■ The problem
Exclude any images and output the remaining records exactly.

%%

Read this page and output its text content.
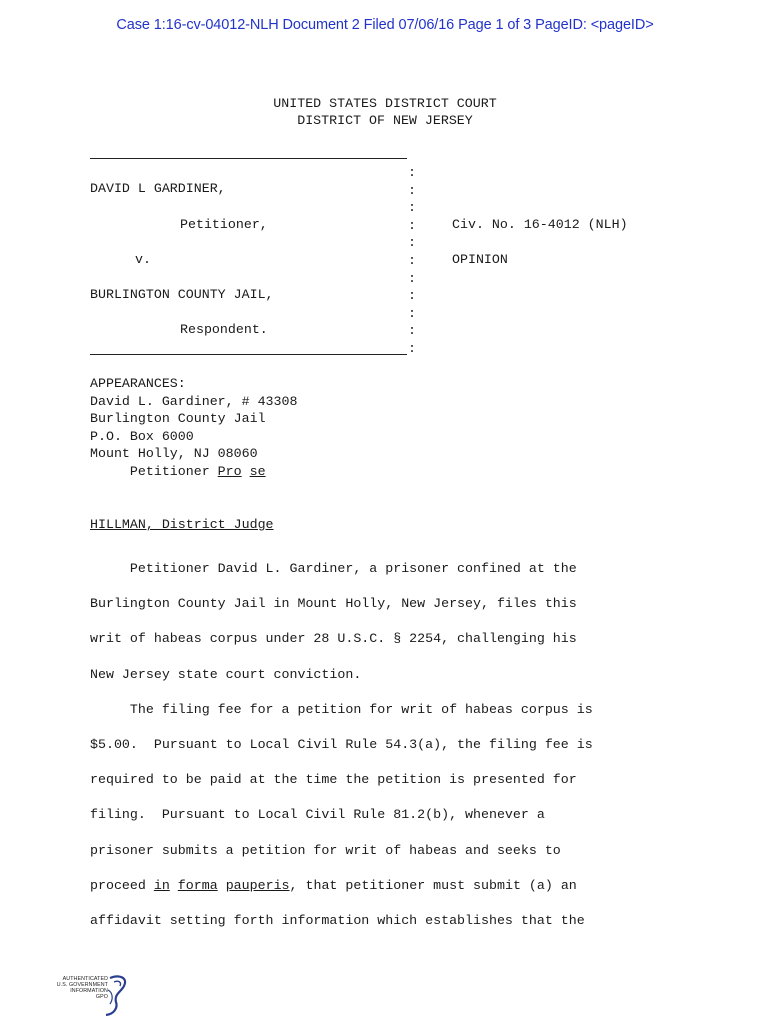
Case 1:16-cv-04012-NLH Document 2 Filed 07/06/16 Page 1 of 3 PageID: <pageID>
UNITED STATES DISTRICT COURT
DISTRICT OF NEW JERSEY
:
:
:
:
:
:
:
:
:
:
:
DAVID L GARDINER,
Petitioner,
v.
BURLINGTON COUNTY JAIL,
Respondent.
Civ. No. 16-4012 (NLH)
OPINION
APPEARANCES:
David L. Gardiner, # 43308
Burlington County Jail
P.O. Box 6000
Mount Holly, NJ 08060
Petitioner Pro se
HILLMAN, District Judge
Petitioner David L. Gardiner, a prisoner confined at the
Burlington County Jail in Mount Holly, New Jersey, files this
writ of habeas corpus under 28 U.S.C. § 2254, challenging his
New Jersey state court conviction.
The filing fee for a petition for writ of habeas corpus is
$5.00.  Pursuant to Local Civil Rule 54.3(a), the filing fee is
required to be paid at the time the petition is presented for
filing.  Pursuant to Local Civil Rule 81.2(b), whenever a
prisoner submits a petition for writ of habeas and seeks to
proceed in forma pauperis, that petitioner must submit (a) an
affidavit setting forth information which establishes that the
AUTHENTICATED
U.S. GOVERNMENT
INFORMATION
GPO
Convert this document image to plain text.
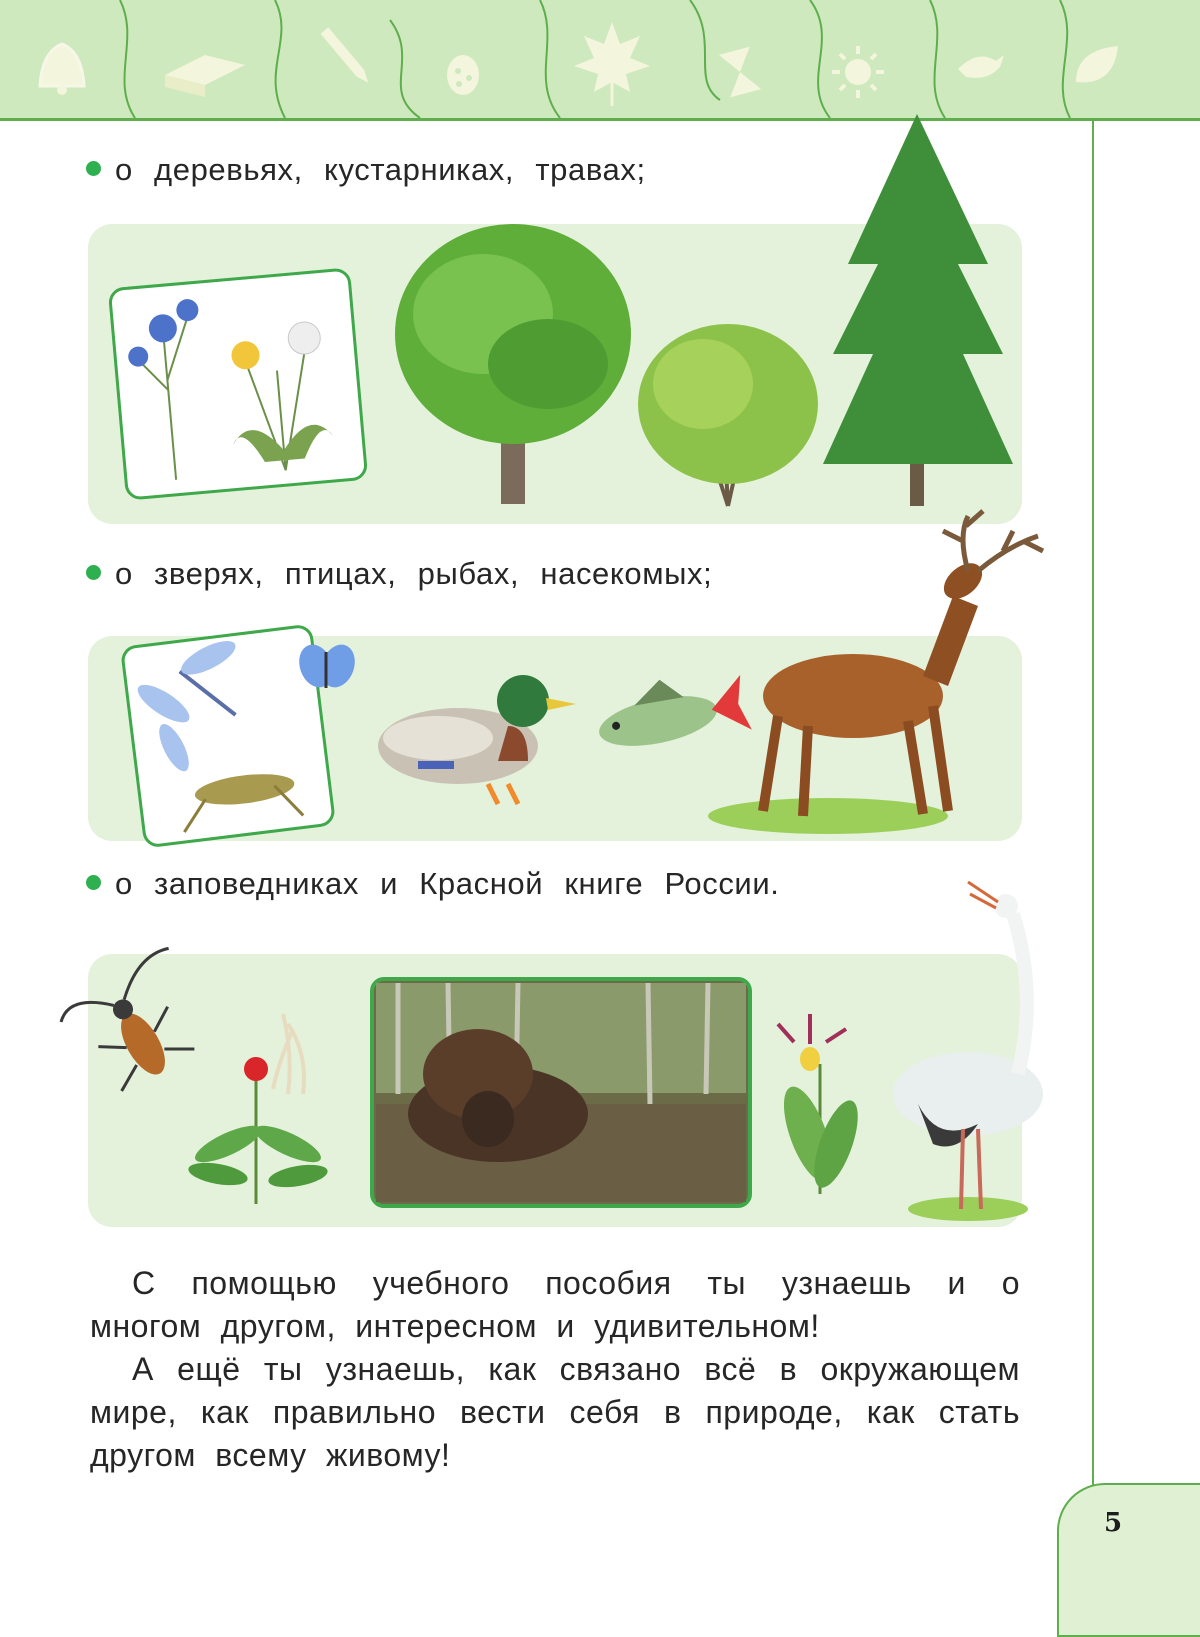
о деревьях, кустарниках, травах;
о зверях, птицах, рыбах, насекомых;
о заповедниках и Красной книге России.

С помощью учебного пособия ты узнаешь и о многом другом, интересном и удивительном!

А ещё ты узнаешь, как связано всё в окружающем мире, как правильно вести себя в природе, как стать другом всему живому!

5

%%

■ Solution to this task
Read this page and output its text content.
Case 1:16-cv-04012-NLH Document 2 Filed 07/06/16 Page 1 of 3 PageID: <pageID>
UNITED STATES DISTRICT COURT
DISTRICT OF NEW JERSEY
:
:
:
:
:
:
:
:
:
:
:
DAVID L GARDINER,
Petitioner,
v.
BURLINGTON COUNTY JAIL,
Respondent.
Civ. No. 16-4012 (NLH)
OPINION
APPEARANCES:
David L. Gardiner, # 43308
Burlington County Jail
P.O. Box 6000
Mount Holly, NJ 08060
Petitioner Pro se
HILLMAN, District Judge
Petitioner David L. Gardiner, a prisoner confined at the
Burlington County Jail in Mount Holly, New Jersey, files this
writ of habeas corpus under 28 U.S.C. § 2254, challenging his
New Jersey state court conviction.
The filing fee for a petition for writ of habeas corpus is
$5.00.  Pursuant to Local Civil Rule 54.3(a), the filing fee is
required to be paid at the time the petition is presented for
filing.  Pursuant to Local Civil Rule 81.2(b), whenever a
prisoner submits a petition for writ of habeas and seeks to
proceed in forma pauperis, that petitioner must submit (a) an
affidavit setting forth information which establishes that the
AUTHENTICATED
U.S. GOVERNMENT
INFORMATION
GPO
Convert this document image to plain text.
о деревьях, кустарниках, травах;
о зверях, птицах, рыбах, насекомых;
о заповедниках и Красной книге России.

С помощью учебного пособия ты узнаешь и о многом другом, интересном и удивительном!

А ещё ты узнаешь, как связано всё в окружающем мире, как правильно вести себя в природе, как стать другом всему живому!

5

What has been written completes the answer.